Data extract –
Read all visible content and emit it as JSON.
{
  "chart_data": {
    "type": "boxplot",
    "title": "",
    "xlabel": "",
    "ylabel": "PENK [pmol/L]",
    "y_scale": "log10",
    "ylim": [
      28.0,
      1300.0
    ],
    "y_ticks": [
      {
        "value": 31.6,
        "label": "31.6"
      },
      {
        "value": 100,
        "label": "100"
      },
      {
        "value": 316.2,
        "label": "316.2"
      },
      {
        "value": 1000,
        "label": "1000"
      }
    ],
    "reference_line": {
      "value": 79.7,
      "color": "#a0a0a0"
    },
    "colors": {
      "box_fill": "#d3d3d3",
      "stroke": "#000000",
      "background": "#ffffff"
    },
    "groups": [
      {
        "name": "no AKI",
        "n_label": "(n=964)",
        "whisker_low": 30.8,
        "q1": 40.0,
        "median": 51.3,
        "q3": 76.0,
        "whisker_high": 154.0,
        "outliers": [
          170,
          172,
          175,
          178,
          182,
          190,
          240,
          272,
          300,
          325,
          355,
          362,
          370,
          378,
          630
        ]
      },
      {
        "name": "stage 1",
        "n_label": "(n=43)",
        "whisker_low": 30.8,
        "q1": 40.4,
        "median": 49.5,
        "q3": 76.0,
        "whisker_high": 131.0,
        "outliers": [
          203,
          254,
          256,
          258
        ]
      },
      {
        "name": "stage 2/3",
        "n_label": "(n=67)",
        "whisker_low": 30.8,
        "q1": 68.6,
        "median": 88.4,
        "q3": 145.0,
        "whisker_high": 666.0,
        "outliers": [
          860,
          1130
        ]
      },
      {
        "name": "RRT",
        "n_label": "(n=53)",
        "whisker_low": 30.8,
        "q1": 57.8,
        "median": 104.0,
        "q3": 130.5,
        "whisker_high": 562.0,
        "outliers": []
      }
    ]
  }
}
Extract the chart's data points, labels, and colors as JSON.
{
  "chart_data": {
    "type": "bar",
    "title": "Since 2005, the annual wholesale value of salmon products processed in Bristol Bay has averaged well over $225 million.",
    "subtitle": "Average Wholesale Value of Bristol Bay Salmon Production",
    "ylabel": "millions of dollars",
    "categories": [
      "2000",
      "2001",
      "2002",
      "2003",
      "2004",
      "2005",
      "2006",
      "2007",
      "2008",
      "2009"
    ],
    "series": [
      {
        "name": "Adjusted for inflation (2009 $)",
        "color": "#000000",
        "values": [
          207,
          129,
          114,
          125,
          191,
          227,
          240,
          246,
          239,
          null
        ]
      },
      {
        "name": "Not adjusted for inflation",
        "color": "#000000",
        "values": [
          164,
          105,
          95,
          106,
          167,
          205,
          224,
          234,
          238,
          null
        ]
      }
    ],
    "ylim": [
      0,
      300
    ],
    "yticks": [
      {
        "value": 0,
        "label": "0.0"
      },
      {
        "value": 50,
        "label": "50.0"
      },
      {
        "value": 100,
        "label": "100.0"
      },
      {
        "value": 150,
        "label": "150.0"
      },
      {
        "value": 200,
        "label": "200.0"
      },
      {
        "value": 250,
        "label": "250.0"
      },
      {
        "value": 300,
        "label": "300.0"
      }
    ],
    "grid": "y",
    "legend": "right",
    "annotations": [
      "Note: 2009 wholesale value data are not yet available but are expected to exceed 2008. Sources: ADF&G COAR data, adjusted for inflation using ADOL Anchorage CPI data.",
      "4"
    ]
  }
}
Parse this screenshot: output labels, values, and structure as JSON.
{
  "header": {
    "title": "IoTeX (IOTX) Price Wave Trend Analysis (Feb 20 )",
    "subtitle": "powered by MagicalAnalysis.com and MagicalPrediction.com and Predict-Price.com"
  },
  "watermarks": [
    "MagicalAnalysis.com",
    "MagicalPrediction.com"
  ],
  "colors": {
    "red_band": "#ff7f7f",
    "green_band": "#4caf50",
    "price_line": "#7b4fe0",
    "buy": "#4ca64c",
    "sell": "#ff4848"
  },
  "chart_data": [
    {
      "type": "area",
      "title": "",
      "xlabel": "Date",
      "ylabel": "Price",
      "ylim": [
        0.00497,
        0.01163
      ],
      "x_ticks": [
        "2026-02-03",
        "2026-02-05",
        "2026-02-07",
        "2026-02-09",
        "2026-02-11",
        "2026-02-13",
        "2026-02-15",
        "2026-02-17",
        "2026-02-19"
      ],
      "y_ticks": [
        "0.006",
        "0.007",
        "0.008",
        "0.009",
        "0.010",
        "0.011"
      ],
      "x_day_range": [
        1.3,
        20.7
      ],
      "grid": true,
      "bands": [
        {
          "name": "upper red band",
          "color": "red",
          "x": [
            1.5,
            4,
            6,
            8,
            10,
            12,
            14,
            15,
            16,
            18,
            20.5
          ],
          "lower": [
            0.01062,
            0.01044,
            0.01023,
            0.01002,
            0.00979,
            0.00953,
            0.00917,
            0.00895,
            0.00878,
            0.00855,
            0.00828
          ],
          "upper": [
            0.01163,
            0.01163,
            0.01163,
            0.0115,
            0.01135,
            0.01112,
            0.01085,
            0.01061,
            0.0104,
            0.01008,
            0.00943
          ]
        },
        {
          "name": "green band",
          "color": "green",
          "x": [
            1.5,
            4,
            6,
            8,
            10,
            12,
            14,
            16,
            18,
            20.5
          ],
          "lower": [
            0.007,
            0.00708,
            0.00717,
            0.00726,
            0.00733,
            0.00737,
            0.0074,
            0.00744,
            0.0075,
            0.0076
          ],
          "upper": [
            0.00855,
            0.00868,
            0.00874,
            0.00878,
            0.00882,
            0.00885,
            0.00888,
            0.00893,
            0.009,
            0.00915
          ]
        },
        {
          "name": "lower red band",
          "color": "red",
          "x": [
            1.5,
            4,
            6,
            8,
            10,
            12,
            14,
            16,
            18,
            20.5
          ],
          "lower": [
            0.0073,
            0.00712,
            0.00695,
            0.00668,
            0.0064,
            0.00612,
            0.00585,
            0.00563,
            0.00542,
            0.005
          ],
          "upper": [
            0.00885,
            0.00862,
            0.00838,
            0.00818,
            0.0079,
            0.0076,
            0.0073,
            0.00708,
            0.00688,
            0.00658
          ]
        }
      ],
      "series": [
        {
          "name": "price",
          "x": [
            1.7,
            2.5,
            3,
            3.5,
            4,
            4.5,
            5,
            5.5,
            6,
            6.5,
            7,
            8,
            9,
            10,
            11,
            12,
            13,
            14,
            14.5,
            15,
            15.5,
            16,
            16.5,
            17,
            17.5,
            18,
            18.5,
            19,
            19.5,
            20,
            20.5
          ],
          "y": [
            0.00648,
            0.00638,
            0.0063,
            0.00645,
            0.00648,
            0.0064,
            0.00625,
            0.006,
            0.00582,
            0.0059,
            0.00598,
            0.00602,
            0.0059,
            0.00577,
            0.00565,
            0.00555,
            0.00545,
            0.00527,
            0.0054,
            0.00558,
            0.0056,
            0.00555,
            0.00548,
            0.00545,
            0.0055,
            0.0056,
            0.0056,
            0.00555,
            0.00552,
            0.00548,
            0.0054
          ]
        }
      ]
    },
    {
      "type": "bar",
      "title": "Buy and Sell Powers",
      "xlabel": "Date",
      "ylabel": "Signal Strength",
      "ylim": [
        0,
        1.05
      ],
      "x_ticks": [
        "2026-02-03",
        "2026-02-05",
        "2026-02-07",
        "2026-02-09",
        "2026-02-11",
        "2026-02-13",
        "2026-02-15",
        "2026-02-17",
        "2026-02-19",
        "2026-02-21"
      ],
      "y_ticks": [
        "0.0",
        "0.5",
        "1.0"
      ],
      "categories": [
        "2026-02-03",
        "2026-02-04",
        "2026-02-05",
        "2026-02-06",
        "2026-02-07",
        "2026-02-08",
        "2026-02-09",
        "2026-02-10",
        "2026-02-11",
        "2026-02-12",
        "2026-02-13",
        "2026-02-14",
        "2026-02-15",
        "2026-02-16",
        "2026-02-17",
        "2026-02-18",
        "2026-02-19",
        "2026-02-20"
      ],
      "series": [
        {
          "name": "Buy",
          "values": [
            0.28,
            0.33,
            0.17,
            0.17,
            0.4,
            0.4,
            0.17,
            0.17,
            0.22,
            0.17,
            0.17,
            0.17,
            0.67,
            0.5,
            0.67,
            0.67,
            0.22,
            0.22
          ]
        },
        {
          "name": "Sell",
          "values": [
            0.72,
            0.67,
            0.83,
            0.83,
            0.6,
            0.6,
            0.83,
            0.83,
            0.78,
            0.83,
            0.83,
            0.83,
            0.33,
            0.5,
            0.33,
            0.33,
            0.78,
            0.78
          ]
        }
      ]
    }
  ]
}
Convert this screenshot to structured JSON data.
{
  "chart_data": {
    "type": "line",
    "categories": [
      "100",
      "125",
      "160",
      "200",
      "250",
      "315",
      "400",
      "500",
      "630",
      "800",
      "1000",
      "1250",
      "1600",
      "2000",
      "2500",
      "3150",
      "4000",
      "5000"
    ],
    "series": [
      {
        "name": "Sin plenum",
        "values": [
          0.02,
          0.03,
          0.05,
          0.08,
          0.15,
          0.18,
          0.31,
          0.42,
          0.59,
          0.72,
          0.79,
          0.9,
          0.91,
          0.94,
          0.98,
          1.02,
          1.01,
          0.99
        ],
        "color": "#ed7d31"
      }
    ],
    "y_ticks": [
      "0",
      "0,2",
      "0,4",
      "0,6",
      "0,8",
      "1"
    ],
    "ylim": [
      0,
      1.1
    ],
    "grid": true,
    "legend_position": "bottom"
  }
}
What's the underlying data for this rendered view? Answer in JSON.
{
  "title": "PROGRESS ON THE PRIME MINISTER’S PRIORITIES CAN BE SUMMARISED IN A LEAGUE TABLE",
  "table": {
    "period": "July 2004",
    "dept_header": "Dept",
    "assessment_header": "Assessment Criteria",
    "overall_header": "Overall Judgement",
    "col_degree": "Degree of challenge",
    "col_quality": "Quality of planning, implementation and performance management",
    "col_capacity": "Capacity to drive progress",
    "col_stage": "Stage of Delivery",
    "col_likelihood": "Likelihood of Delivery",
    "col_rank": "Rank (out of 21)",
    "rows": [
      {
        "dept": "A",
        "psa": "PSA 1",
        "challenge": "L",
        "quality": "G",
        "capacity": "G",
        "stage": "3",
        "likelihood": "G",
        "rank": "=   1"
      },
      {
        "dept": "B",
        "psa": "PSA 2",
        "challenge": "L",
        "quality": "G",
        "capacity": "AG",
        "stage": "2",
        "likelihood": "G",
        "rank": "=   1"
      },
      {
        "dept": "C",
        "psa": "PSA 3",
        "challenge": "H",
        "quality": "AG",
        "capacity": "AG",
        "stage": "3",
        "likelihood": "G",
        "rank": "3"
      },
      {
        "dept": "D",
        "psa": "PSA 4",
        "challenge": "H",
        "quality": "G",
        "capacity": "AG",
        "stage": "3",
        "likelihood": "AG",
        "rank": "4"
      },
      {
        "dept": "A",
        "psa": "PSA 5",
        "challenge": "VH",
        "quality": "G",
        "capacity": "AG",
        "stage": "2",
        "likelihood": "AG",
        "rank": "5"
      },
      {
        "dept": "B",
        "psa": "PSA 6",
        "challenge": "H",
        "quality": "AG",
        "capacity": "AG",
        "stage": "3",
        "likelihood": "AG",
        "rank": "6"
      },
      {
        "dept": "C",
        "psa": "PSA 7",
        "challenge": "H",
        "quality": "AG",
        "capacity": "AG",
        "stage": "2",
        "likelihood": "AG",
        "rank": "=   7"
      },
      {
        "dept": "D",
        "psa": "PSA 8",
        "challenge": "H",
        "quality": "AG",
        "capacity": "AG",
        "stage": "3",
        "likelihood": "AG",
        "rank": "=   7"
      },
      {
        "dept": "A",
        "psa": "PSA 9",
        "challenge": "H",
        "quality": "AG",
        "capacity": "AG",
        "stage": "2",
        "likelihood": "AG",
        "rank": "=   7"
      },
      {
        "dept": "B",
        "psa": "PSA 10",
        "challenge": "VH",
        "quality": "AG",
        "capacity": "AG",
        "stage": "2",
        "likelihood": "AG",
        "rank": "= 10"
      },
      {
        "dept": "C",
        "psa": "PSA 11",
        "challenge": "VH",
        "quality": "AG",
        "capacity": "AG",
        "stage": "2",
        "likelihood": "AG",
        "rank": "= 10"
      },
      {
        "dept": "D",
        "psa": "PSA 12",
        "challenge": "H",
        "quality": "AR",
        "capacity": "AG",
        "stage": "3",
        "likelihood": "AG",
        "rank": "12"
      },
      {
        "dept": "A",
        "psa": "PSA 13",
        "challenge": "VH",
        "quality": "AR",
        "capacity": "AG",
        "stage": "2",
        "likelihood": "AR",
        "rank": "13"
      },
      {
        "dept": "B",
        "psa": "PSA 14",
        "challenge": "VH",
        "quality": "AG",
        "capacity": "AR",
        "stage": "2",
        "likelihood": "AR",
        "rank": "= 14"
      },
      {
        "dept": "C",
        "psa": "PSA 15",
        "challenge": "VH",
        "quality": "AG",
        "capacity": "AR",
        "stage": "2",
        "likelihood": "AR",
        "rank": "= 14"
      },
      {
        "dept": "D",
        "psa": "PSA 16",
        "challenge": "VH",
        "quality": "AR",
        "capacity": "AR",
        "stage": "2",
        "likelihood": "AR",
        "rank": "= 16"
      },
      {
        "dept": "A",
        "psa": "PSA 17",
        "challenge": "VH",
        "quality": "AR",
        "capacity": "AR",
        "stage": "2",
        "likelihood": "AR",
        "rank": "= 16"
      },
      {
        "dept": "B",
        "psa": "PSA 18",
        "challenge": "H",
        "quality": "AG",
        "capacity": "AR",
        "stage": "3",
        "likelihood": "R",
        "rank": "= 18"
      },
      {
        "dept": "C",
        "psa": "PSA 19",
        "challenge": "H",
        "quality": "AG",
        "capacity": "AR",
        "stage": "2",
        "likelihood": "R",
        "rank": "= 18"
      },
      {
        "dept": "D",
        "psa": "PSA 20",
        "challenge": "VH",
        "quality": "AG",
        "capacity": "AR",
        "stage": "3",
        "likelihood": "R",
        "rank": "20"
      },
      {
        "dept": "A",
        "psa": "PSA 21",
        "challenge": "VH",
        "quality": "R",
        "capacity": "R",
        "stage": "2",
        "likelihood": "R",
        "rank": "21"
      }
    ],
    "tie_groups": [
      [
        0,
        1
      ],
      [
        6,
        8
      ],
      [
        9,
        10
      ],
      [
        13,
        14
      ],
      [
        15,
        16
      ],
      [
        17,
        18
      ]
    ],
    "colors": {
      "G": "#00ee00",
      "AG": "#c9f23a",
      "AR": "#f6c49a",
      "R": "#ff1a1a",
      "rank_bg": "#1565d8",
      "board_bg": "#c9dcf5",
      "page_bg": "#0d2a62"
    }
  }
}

What you need to do – Pick out every line above that holds the word "median" and copy it.

Completed exercise –
        "median": 51.3,
        "median": 49.5,
        "median": 88.4,
        "median": 104.0,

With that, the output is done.